### JOB
Go through the lines below and copy each one that holds the string "meta".

* * * * * * * * *

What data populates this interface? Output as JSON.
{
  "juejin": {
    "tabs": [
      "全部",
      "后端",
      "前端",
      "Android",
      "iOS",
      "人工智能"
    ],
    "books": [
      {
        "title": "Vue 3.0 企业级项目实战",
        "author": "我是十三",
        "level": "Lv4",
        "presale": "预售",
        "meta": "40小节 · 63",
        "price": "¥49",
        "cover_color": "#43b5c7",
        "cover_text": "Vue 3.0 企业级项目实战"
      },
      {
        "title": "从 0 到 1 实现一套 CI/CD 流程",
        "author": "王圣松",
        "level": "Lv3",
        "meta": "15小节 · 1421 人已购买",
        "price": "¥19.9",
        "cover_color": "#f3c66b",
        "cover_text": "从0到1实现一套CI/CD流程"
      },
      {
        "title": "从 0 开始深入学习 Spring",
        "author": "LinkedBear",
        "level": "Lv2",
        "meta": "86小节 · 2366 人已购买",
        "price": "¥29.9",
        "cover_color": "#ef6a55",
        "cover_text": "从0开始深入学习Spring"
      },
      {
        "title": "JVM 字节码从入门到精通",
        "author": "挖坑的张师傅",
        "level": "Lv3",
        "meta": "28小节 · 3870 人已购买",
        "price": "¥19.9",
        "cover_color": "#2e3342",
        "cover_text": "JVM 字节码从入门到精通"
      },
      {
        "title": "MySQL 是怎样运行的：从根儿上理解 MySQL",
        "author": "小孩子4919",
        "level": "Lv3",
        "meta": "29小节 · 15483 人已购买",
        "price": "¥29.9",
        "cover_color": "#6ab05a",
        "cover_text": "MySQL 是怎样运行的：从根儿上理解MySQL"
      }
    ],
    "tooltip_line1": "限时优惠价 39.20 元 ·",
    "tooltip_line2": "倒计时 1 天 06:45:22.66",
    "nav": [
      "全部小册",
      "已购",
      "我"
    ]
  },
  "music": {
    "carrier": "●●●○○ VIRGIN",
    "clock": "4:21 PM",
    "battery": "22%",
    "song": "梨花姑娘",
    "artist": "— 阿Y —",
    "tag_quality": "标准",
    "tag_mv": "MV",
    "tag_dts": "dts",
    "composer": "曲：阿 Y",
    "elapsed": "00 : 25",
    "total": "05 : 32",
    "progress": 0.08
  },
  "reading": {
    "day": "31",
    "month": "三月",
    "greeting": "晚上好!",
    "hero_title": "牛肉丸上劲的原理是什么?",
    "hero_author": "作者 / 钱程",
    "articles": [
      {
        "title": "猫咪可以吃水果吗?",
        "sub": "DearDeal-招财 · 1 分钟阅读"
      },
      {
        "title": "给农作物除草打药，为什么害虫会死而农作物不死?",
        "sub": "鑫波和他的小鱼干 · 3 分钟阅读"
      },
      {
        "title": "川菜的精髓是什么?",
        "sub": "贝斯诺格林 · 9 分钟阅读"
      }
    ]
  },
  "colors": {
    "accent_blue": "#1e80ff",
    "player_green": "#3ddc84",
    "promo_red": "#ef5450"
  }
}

* * * * * * * * *

### CORRECT RESULT
        "meta": "40小节 · 63",
        "meta": "15小节 · 1421 人已购买",
        "meta": "86小节 · 2366 人已购买",
        "meta": "28小节 · 3870 人已购买",
        "meta": "29小节 · 15483 人已购买",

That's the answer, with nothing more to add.